— START OF Supplied material —
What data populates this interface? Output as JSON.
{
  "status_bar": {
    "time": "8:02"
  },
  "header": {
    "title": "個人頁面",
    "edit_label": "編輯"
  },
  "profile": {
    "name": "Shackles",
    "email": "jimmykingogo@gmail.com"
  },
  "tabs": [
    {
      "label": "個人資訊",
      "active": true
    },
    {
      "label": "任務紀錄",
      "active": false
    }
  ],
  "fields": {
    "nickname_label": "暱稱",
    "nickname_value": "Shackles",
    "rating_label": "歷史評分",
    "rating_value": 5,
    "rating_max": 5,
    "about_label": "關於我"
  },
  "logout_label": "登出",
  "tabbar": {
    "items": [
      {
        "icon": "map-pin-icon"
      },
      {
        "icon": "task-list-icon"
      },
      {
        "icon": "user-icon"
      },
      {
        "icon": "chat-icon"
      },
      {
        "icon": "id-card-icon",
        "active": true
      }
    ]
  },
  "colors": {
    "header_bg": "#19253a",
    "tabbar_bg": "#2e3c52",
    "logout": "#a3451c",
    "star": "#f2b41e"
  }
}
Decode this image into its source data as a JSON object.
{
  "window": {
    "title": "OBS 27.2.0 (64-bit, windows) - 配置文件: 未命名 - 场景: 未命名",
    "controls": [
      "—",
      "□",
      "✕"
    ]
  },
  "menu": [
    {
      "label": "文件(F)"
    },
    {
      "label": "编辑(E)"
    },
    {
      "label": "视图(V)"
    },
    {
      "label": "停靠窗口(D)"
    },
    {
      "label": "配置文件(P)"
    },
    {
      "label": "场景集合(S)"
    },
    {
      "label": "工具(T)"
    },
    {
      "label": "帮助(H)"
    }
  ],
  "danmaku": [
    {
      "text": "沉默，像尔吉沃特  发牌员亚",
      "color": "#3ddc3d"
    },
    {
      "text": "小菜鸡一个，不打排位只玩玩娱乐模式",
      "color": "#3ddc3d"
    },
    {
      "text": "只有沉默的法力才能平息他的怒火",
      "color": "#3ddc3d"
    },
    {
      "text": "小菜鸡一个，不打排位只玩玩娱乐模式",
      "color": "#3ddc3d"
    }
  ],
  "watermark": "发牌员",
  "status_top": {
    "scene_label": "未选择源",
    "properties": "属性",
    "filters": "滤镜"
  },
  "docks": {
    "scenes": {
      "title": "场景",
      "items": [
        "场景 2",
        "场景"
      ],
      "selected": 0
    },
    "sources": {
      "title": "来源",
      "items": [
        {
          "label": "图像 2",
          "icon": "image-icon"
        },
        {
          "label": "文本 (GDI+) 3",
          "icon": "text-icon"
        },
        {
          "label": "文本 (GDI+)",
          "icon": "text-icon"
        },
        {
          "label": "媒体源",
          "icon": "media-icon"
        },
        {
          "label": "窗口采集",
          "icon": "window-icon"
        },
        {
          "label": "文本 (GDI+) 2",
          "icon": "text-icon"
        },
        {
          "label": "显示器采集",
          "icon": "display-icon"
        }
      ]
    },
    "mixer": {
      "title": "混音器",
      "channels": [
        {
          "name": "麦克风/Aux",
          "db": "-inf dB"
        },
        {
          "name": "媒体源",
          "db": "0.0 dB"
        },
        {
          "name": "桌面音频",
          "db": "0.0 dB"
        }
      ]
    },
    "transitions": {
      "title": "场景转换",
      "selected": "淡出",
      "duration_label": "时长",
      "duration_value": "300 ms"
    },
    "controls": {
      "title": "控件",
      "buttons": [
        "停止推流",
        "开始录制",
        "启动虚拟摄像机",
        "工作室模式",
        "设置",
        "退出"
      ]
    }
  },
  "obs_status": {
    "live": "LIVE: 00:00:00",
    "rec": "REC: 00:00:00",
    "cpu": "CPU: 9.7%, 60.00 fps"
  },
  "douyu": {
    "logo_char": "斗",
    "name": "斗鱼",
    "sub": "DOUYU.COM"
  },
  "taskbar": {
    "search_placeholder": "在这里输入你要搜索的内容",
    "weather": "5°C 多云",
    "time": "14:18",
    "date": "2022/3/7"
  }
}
— END OF Supplied material —
Work instructions:
Every record above must be duplicated exactly.

Problem solution:
What data populates this interface? Output as JSON.
{
  "status_bar": {
    "time": "8:02"
  },
  "header": {
    "title": "個人頁面",
    "edit_label": "編輯"
  },
  "profile": {
    "name": "Shackles",
    "email": "jimmykingogo@gmail.com"
  },
  "tabs": [
    {
      "label": "個人資訊",
      "active": true
    },
    {
      "label": "任務紀錄",
      "active": false
    }
  ],
  "fields": {
    "nickname_label": "暱稱",
    "nickname_value": "Shackles",
    "rating_label": "歷史評分",
    "rating_value": 5,
    "rating_max": 5,
    "about_label": "關於我"
  },
  "logout_label": "登出",
  "tabbar": {
    "items": [
      {
        "icon": "map-pin-icon"
      },
      {
        "icon": "task-list-icon"
      },
      {
        "icon": "user-icon"
      },
      {
        "icon": "chat-icon"
      },
      {
        "icon": "id-card-icon",
        "active": true
      }
    ]
  },
  "colors": {
    "header_bg": "#19253a",
    "tabbar_bg": "#2e3c52",
    "logout": "#a3451c",
    "star": "#f2b41e"
  }
}
Decode this image into its source data as a JSON object.
{
  "window": {
    "title": "OBS 27.2.0 (64-bit, windows) - 配置文件: 未命名 - 场景: 未命名",
    "controls": [
      "—",
      "□",
      "✕"
    ]
  },
  "menu": [
    {
      "label": "文件(F)"
    },
    {
      "label": "编辑(E)"
    },
    {
      "label": "视图(V)"
    },
    {
      "label": "停靠窗口(D)"
    },
    {
      "label": "配置文件(P)"
    },
    {
      "label": "场景集合(S)"
    },
    {
      "label": "工具(T)"
    },
    {
      "label": "帮助(H)"
    }
  ],
  "danmaku": [
    {
      "text": "沉默，像尔吉沃特  发牌员亚",
      "color": "#3ddc3d"
    },
    {
      "text": "小菜鸡一个，不打排位只玩玩娱乐模式",
      "color": "#3ddc3d"
    },
    {
      "text": "只有沉默的法力才能平息他的怒火",
      "color": "#3ddc3d"
    },
    {
      "text": "小菜鸡一个，不打排位只玩玩娱乐模式",
      "color": "#3ddc3d"
    }
  ],
  "watermark": "发牌员",
  "status_top": {
    "scene_label": "未选择源",
    "properties": "属性",
    "filters": "滤镜"
  },
  "docks": {
    "scenes": {
      "title": "场景",
      "items": [
        "场景 2",
        "场景"
      ],
      "selected": 0
    },
    "sources": {
      "title": "来源",
      "items": [
        {
          "label": "图像 2",
          "icon": "image-icon"
        },
        {
          "label": "文本 (GDI+) 3",
          "icon": "text-icon"
        },
        {
          "label": "文本 (GDI+)",
          "icon": "text-icon"
        },
        {
          "label": "媒体源",
          "icon": "media-icon"
        },
        {
          "label": "窗口采集",
          "icon": "window-icon"
        },
        {
          "label": "文本 (GDI+) 2",
          "icon": "text-icon"
        },
        {
          "label": "显示器采集",
          "icon": "display-icon"
        }
      ]
    },
    "mixer": {
      "title": "混音器",
      "channels": [
        {
          "name": "麦克风/Aux",
          "db": "-inf dB"
        },
        {
          "name": "媒体源",
          "db": "0.0 dB"
        },
        {
          "name": "桌面音频",
          "db": "0.0 dB"
        }
      ]
    },
    "transitions": {
      "title": "场景转换",
      "selected": "淡出",
      "duration_label": "时长",
      "duration_value": "300 ms"
    },
    "controls": {
      "title": "控件",
      "buttons": [
        "停止推流",
        "开始录制",
        "启动虚拟摄像机",
        "工作室模式",
        "设置",
        "退出"
      ]
    }
  },
  "obs_status": {
    "live": "LIVE: 00:00:00",
    "rec": "REC: 00:00:00",
    "cpu": "CPU: 9.7%, 60.00 fps"
  },
  "douyu": {
    "logo_char": "斗",
    "name": "斗鱼",
    "sub": "DOUYU.COM"
  },
  "taskbar": {
    "search_placeholder": "在这里输入你要搜索的内容",
    "weather": "5°C 多云",
    "time": "14:18",
    "date": "2022/3/7"
  }
}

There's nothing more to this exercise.